[Data items]
——
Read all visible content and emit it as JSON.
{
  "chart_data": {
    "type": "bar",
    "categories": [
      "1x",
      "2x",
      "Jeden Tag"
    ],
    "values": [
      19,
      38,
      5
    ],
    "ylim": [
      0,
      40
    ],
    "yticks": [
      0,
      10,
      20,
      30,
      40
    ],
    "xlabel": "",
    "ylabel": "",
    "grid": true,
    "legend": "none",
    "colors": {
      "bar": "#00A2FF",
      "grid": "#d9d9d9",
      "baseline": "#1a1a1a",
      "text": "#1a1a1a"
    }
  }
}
——
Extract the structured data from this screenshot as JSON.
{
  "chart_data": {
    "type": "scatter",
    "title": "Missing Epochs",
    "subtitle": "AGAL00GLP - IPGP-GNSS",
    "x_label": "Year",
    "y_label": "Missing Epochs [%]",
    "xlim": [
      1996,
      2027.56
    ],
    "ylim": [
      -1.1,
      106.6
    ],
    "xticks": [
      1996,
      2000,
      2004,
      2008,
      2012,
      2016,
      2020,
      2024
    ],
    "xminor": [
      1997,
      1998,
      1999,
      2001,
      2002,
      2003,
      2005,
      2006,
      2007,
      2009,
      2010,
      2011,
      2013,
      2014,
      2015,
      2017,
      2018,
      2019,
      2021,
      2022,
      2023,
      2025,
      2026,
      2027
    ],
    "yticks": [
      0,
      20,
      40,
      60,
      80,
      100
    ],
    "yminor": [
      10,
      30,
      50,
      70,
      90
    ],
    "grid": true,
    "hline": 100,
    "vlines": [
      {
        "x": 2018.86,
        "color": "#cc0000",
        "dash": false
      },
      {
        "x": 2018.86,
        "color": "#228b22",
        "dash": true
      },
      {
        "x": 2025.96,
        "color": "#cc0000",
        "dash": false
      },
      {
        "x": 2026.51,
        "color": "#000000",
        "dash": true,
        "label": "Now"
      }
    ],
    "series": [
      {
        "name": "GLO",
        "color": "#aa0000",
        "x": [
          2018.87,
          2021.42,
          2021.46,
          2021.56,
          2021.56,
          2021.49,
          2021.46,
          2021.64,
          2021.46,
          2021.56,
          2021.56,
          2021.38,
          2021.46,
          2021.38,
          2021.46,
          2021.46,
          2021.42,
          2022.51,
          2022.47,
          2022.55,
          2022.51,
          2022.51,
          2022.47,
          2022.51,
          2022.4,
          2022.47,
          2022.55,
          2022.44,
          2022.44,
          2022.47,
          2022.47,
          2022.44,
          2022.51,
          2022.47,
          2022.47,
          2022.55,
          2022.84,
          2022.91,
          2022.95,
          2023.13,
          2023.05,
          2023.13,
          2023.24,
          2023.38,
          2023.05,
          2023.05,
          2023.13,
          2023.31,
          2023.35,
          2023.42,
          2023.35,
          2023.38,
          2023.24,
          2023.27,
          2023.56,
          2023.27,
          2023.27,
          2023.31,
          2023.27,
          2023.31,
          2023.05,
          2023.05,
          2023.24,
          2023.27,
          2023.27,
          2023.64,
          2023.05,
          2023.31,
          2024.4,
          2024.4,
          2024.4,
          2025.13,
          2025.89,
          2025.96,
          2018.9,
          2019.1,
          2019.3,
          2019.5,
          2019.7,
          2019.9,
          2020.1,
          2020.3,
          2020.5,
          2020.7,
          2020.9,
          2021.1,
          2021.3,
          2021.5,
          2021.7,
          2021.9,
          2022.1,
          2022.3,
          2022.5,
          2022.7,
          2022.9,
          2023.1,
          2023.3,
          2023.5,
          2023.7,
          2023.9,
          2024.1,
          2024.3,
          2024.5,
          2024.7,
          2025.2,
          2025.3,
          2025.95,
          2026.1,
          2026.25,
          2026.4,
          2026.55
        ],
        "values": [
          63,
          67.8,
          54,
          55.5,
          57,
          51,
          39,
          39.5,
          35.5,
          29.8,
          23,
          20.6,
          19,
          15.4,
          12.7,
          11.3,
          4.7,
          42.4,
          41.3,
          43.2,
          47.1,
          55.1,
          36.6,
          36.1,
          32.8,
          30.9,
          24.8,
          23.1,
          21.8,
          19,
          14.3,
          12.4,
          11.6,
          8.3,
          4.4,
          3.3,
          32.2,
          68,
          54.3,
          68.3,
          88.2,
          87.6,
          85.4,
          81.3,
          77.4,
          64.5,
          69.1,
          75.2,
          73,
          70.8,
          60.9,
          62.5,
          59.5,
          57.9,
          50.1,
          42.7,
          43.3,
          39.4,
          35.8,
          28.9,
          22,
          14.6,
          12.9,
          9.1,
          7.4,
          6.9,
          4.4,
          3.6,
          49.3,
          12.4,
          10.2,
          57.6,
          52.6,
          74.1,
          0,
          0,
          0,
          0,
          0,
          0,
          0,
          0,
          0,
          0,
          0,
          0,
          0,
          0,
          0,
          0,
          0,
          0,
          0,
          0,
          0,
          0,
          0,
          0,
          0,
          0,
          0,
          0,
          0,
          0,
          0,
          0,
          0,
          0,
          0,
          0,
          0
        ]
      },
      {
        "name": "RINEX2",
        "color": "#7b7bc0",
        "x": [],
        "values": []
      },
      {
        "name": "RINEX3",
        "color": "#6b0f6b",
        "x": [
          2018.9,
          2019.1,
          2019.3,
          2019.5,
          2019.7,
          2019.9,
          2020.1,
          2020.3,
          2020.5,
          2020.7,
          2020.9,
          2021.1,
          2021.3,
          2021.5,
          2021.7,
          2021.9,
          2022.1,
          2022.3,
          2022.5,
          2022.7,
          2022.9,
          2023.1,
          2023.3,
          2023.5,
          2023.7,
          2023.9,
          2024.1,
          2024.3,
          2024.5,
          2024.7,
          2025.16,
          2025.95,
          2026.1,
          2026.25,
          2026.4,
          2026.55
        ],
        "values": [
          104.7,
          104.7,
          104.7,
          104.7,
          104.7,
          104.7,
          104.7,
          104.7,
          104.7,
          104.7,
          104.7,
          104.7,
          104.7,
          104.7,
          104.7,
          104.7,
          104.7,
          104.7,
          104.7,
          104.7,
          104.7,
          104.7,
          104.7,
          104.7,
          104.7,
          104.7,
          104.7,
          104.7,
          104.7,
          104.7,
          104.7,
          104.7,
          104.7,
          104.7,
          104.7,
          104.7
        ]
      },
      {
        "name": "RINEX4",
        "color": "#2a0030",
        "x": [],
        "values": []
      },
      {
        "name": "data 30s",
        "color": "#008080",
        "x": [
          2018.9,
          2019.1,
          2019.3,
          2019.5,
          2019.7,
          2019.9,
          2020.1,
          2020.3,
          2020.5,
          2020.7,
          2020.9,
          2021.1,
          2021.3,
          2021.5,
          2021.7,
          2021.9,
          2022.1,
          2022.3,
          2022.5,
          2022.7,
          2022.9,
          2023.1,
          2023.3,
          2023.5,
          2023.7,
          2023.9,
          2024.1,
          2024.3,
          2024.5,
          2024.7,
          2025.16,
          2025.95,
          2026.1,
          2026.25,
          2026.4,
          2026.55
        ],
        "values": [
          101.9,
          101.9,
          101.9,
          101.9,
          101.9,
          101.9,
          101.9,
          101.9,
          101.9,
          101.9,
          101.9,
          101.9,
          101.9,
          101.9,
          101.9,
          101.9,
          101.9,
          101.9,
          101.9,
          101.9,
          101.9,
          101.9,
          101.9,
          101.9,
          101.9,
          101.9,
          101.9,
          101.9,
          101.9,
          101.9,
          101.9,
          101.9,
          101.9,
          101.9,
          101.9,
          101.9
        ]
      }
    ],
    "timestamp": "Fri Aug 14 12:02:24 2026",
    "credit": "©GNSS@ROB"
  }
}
——
From the material above, count the lines that include "true" and give only the total.

4